• **Do this**:
Please copy all the lines that follow, word for word.

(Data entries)
==================================================

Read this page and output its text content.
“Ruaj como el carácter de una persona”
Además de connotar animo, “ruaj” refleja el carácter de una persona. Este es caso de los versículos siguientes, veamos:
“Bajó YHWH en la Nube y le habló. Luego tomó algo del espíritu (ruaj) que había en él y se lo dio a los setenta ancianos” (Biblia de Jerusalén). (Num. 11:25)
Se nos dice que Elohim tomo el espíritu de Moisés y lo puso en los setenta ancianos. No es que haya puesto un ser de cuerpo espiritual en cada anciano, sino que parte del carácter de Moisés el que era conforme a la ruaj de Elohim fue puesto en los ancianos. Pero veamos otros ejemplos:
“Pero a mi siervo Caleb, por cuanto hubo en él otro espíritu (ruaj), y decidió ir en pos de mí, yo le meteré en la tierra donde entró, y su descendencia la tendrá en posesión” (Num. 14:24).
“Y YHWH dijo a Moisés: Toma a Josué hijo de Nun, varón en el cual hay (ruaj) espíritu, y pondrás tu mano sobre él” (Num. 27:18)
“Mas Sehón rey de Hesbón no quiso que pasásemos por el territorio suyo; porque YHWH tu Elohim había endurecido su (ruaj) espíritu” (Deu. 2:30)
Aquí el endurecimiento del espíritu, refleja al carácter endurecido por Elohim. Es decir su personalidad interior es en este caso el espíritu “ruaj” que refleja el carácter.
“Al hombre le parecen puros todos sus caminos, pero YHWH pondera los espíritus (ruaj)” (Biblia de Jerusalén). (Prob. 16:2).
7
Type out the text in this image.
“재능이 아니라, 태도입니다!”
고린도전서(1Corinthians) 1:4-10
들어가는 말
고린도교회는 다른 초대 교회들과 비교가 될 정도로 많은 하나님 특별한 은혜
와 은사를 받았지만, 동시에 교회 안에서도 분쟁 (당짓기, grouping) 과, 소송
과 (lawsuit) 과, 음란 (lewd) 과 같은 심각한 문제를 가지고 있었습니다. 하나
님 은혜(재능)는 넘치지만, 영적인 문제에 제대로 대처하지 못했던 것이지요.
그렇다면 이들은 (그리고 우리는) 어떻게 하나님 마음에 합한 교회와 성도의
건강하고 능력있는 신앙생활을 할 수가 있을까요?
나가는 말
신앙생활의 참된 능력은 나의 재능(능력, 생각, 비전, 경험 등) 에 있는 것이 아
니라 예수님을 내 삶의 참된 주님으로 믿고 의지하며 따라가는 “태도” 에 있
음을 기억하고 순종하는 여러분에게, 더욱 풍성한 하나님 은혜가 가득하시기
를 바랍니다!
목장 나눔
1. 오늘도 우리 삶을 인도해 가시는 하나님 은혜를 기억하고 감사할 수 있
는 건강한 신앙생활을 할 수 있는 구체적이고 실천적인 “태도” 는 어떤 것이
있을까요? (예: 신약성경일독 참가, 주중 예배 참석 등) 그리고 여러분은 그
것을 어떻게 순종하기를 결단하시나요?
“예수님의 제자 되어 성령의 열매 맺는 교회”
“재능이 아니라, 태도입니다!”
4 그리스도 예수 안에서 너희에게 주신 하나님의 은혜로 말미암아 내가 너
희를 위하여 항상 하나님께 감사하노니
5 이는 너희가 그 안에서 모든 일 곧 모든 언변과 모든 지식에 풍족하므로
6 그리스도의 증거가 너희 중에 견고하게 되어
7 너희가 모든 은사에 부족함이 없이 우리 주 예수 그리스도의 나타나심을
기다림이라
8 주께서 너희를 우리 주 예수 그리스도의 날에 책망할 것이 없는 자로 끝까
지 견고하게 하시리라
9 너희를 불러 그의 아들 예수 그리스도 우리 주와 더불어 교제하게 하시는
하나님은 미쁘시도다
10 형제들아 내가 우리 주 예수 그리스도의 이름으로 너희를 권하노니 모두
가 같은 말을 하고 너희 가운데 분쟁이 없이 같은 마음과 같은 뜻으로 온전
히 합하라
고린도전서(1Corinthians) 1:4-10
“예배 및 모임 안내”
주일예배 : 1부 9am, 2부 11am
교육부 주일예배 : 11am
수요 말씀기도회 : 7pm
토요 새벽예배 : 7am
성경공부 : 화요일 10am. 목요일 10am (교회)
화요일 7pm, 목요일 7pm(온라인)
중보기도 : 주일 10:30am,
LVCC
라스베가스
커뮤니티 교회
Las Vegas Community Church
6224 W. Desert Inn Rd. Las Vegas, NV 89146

==================================================

• **Written answer**:
Read this page and output its text content.
“Ruaj como el carácter de una persona”
Además de connotar animo, “ruaj” refleja el carácter de una persona. Este es caso de los versículos siguientes, veamos:
“Bajó YHWH en la Nube y le habló. Luego tomó algo del espíritu (ruaj) que había en él y se lo dio a los setenta ancianos” (Biblia de Jerusalén). (Num. 11:25)
Se nos dice que Elohim tomo el espíritu de Moisés y lo puso en los setenta ancianos. No es que haya puesto un ser de cuerpo espiritual en cada anciano, sino que parte del carácter de Moisés el que era conforme a la ruaj de Elohim fue puesto en los ancianos. Pero veamos otros ejemplos:
“Pero a mi siervo Caleb, por cuanto hubo en él otro espíritu (ruaj), y decidió ir en pos de mí, yo le meteré en la tierra donde entró, y su descendencia la tendrá en posesión” (Num. 14:24).
“Y YHWH dijo a Moisés: Toma a Josué hijo de Nun, varón en el cual hay (ruaj) espíritu, y pondrás tu mano sobre él” (Num. 27:18)
“Mas Sehón rey de Hesbón no quiso que pasásemos por el territorio suyo; porque YHWH tu Elohim había endurecido su (ruaj) espíritu” (Deu. 2:30)
Aquí el endurecimiento del espíritu, refleja al carácter endurecido por Elohim. Es decir su personalidad interior es en este caso el espíritu “ruaj” que refleja el carácter.
“Al hombre le parecen puros todos sus caminos, pero YHWH pondera los espíritus (ruaj)” (Biblia de Jerusalén). (Prob. 16:2).
7
Type out the text in this image.
“재능이 아니라, 태도입니다!”
고린도전서(1Corinthians) 1:4-10
들어가는 말
고린도교회는 다른 초대 교회들과 비교가 될 정도로 많은 하나님 특별한 은혜
와 은사를 받았지만, 동시에 교회 안에서도 분쟁 (당짓기, grouping) 과, 소송
과 (lawsuit) 과, 음란 (lewd) 과 같은 심각한 문제를 가지고 있었습니다. 하나
님 은혜(재능)는 넘치지만, 영적인 문제에 제대로 대처하지 못했던 것이지요.
그렇다면 이들은 (그리고 우리는) 어떻게 하나님 마음에 합한 교회와 성도의
건강하고 능력있는 신앙생활을 할 수가 있을까요?
나가는 말
신앙생활의 참된 능력은 나의 재능(능력, 생각, 비전, 경험 등) 에 있는 것이 아
니라 예수님을 내 삶의 참된 주님으로 믿고 의지하며 따라가는 “태도” 에 있
음을 기억하고 순종하는 여러분에게, 더욱 풍성한 하나님 은혜가 가득하시기
를 바랍니다!
목장 나눔
1. 오늘도 우리 삶을 인도해 가시는 하나님 은혜를 기억하고 감사할 수 있
는 건강한 신앙생활을 할 수 있는 구체적이고 실천적인 “태도” 는 어떤 것이
있을까요? (예: 신약성경일독 참가, 주중 예배 참석 등) 그리고 여러분은 그
것을 어떻게 순종하기를 결단하시나요?
“예수님의 제자 되어 성령의 열매 맺는 교회”
“재능이 아니라, 태도입니다!”
4 그리스도 예수 안에서 너희에게 주신 하나님의 은혜로 말미암아 내가 너
희를 위하여 항상 하나님께 감사하노니
5 이는 너희가 그 안에서 모든 일 곧 모든 언변과 모든 지식에 풍족하므로
6 그리스도의 증거가 너희 중에 견고하게 되어
7 너희가 모든 은사에 부족함이 없이 우리 주 예수 그리스도의 나타나심을
기다림이라
8 주께서 너희를 우리 주 예수 그리스도의 날에 책망할 것이 없는 자로 끝까
지 견고하게 하시리라
9 너희를 불러 그의 아들 예수 그리스도 우리 주와 더불어 교제하게 하시는
하나님은 미쁘시도다
10 형제들아 내가 우리 주 예수 그리스도의 이름으로 너희를 권하노니 모두
가 같은 말을 하고 너희 가운데 분쟁이 없이 같은 마음과 같은 뜻으로 온전
히 합하라
고린도전서(1Corinthians) 1:4-10
“예배 및 모임 안내”
주일예배 : 1부 9am, 2부 11am
교육부 주일예배 : 11am
수요 말씀기도회 : 7pm
토요 새벽예배 : 7am
성경공부 : 화요일 10am. 목요일 10am (교회)
화요일 7pm, 목요일 7pm(온라인)
중보기도 : 주일 10:30am,
LVCC
라스베가스
커뮤니티 교회
Las Vegas Community Church
6224 W. Desert Inn Rd. Las Vegas, NV 89146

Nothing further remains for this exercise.